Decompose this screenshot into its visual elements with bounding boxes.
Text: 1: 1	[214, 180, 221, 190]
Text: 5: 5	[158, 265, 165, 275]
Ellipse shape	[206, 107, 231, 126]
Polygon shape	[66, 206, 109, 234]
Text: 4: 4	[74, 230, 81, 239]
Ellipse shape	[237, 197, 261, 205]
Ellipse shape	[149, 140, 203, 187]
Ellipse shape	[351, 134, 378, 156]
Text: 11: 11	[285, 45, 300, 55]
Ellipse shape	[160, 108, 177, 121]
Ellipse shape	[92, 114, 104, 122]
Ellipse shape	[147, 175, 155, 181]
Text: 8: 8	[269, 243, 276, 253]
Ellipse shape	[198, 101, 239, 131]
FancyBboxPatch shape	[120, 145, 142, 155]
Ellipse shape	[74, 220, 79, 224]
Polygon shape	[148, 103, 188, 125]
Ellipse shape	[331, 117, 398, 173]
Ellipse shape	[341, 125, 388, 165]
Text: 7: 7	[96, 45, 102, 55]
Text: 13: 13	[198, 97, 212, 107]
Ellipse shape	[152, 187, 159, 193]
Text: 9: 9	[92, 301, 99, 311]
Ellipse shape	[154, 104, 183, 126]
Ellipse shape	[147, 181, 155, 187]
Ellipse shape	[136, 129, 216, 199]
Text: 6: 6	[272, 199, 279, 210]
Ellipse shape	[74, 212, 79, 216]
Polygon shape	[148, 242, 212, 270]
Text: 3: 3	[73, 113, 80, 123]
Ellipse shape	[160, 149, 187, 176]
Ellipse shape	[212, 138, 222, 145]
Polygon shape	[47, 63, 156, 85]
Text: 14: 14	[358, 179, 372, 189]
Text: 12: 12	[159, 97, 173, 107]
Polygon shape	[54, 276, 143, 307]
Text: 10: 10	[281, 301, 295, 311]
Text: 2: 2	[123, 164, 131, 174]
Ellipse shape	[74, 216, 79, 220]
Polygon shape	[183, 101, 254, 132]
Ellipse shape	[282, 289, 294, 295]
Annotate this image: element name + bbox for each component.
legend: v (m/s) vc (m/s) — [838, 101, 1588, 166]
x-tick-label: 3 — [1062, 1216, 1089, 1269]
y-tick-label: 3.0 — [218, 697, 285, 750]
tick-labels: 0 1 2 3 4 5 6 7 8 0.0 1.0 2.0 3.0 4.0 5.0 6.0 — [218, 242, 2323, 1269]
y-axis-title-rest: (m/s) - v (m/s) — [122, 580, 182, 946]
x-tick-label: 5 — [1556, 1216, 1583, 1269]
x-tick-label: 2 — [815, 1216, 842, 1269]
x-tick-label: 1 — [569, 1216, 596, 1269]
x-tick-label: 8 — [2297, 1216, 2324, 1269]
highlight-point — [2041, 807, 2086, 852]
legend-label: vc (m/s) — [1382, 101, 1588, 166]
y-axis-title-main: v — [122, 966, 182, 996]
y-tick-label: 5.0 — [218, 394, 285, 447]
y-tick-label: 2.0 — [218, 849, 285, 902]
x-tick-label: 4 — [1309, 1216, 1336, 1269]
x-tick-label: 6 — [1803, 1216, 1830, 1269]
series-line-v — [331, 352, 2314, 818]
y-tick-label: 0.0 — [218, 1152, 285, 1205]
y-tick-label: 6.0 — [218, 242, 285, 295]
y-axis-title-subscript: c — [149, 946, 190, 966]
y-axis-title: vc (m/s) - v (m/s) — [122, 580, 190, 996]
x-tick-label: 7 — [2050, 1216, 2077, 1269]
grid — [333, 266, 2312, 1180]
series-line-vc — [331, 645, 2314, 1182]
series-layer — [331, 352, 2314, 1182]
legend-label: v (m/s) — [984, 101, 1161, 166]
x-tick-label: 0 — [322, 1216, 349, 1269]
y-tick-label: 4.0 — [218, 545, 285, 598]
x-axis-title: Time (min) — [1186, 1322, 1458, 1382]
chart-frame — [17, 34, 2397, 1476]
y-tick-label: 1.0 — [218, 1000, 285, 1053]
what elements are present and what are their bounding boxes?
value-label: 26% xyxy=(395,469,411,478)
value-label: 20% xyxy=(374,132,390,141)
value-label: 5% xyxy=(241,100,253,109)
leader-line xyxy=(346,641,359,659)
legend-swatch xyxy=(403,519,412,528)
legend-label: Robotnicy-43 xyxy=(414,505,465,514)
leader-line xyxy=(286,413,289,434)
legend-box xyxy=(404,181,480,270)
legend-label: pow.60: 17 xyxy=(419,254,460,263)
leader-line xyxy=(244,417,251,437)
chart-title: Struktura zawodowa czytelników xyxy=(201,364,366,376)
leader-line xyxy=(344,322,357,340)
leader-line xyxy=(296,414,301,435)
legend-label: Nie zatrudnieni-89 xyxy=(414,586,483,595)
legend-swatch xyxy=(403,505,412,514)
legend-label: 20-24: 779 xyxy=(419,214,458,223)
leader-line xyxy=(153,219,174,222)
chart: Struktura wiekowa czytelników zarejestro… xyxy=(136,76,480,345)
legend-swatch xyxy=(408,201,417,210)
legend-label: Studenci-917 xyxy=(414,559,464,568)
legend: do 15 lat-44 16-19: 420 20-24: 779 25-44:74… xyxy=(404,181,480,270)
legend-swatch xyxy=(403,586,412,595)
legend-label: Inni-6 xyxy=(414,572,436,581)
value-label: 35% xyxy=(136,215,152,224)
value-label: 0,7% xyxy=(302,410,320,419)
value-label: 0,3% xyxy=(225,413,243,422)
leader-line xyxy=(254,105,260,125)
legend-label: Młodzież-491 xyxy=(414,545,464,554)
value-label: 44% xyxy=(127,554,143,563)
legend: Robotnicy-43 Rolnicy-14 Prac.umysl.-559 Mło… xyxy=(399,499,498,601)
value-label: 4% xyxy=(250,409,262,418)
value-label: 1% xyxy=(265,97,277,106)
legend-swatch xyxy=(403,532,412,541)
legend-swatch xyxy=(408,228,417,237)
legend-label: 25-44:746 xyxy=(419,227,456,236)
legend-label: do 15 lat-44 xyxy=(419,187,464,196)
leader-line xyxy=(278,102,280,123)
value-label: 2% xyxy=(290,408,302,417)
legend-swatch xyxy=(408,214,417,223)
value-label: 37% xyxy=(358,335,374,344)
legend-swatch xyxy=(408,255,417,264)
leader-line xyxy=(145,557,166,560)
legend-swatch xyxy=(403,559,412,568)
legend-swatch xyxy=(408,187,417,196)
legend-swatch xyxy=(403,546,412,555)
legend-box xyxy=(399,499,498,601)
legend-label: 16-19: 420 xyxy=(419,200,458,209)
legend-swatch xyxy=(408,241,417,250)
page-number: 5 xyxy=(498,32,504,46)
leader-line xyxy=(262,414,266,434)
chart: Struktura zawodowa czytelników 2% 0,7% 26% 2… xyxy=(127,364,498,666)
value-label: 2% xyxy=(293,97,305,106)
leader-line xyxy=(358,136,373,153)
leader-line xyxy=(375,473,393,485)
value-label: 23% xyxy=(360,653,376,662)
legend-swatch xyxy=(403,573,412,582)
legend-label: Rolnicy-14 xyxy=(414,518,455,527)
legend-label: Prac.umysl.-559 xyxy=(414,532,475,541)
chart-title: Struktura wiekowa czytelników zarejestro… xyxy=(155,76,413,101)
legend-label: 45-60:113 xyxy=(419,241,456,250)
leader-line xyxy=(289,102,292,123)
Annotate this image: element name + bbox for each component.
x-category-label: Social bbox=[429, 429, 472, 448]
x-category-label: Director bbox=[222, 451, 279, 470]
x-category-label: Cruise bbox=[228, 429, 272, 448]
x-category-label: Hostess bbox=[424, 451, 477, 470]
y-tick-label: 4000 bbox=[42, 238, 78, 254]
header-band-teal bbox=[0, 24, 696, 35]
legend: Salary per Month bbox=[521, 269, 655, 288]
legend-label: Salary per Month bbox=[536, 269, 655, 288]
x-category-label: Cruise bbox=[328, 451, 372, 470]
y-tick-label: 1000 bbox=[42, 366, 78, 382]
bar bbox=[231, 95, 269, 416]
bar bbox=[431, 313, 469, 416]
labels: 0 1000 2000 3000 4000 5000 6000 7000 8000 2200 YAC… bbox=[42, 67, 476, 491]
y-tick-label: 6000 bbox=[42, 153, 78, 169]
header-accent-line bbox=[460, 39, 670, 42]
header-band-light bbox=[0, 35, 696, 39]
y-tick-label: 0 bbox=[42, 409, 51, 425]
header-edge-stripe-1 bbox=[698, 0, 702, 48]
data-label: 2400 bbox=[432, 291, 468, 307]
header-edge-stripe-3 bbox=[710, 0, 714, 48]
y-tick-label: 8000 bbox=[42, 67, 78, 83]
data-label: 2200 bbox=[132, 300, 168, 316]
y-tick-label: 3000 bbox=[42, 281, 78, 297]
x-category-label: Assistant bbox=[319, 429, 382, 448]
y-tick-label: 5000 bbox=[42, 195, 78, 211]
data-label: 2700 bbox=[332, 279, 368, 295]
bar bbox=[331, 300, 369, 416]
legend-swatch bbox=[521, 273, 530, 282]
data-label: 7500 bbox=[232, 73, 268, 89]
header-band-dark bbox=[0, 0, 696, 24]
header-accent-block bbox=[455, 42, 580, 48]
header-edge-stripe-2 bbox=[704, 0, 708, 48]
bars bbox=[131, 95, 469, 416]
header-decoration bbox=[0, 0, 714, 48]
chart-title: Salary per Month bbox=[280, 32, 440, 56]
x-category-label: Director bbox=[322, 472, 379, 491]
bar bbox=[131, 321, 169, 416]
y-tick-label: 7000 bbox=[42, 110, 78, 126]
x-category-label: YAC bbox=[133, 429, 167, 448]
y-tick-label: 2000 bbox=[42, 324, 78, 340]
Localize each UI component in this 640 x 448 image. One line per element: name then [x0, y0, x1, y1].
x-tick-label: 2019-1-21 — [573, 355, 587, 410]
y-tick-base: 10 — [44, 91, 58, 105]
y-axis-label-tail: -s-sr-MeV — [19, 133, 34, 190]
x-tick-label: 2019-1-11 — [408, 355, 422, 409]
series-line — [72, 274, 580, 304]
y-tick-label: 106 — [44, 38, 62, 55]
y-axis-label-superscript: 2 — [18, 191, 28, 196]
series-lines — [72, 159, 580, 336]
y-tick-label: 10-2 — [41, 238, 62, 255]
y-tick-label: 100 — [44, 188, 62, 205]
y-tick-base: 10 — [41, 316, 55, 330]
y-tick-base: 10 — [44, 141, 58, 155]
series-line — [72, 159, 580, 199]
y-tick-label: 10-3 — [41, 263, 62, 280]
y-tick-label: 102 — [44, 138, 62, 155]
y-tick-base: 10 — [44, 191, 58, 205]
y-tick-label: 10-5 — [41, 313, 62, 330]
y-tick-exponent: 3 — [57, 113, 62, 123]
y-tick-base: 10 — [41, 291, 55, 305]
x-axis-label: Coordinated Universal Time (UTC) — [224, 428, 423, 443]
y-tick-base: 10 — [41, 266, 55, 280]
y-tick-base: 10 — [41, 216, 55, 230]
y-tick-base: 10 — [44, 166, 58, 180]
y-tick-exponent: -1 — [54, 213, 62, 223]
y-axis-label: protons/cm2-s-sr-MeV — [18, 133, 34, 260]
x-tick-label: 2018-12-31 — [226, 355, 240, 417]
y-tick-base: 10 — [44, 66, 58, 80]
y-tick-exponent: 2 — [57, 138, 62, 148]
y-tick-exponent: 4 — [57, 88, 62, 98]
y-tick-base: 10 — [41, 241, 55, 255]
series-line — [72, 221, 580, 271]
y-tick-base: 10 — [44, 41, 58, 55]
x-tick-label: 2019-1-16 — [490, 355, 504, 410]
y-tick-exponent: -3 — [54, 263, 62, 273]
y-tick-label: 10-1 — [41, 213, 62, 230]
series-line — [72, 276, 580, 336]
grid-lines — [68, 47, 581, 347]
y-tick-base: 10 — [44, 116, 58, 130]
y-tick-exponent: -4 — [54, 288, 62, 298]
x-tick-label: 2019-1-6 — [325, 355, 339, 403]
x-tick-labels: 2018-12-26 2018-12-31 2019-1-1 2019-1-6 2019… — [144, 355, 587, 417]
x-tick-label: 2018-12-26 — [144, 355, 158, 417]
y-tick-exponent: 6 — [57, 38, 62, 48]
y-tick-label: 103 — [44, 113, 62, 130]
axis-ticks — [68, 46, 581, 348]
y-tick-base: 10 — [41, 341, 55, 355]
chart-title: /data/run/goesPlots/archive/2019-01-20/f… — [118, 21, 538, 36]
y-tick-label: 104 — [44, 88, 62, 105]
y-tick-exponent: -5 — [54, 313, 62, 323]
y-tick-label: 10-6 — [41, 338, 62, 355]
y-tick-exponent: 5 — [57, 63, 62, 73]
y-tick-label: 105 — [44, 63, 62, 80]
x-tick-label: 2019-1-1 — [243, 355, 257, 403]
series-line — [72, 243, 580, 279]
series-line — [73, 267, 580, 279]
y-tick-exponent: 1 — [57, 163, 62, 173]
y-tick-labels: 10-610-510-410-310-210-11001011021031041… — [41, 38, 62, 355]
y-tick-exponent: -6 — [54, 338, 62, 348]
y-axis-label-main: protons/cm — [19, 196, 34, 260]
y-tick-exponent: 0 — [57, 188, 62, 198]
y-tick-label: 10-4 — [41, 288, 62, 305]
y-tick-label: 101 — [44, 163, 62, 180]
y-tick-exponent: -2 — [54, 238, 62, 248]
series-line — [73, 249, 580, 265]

* * * * * * *

* Exercise description
Copy out, character for character, every line of the material from the first one through the line containing "125, 388, 165]".

* Result
Decompose this screenshot into its visual elements with bounding boxes.
Text: 1: 1	[214, 180, 221, 190]
Text: 5: 5	[158, 265, 165, 275]
Ellipse shape	[206, 107, 231, 126]
Polygon shape	[66, 206, 109, 234]
Text: 4: 4	[74, 230, 81, 239]
Ellipse shape	[237, 197, 261, 205]
Ellipse shape	[149, 140, 203, 187]
Ellipse shape	[351, 134, 378, 156]
Text: 11: 11	[285, 45, 300, 55]
Ellipse shape	[160, 108, 177, 121]
Ellipse shape	[92, 114, 104, 122]
Ellipse shape	[147, 175, 155, 181]
Text: 8: 8	[269, 243, 276, 253]
Ellipse shape	[198, 101, 239, 131]
FancyBboxPatch shape	[120, 145, 142, 155]
Ellipse shape	[74, 220, 79, 224]
Polygon shape	[148, 103, 188, 125]
Ellipse shape	[331, 117, 398, 173]
Ellipse shape	[341, 125, 388, 165]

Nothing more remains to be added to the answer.